━━━ GIVEN DATA ━━━
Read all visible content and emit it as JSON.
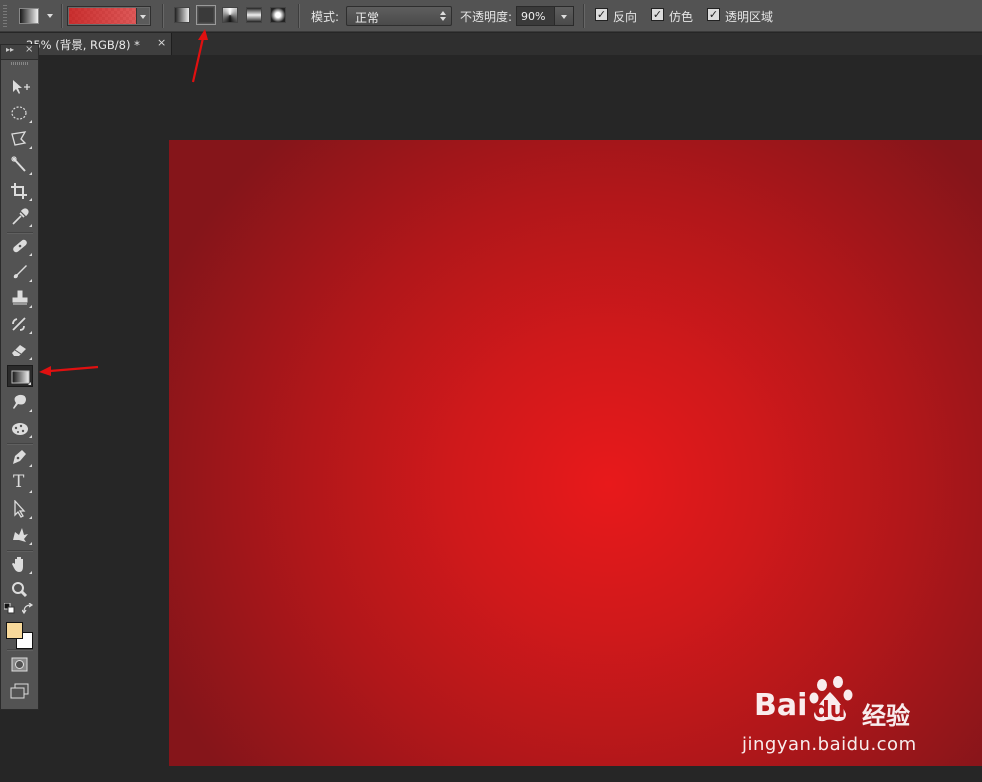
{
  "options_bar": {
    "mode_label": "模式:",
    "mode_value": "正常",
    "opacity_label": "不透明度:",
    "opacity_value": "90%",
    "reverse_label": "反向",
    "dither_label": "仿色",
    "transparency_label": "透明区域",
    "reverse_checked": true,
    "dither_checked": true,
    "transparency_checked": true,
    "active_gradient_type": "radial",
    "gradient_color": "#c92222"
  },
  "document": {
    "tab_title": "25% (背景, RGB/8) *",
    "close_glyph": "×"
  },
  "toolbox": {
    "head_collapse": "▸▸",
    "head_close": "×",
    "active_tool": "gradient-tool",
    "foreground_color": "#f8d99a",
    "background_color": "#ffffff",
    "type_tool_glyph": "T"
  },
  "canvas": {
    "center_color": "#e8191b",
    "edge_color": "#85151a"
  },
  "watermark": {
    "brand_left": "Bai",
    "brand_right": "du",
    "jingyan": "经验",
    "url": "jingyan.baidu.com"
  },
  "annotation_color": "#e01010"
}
━━━
━━━ GIVEN DATA ━━━
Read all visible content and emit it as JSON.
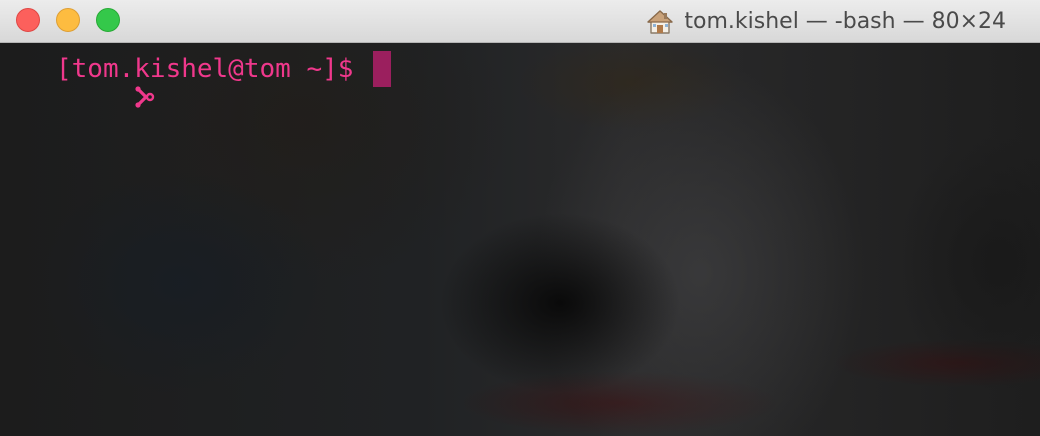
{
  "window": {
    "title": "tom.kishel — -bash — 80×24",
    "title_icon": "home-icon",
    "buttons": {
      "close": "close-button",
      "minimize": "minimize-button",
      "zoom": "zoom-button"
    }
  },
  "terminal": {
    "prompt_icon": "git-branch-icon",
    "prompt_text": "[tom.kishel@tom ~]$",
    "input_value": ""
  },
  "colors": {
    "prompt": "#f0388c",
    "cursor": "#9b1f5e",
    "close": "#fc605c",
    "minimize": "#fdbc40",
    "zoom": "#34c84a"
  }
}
━━━
Lines from the records above that hold "kishel" are the ones to list.

ANSWER FOR THIS EXERCISE.
    "title": "tom.kishel — -bash — 80×24",
    "prompt_text": "[tom.kishel@tom ~]$",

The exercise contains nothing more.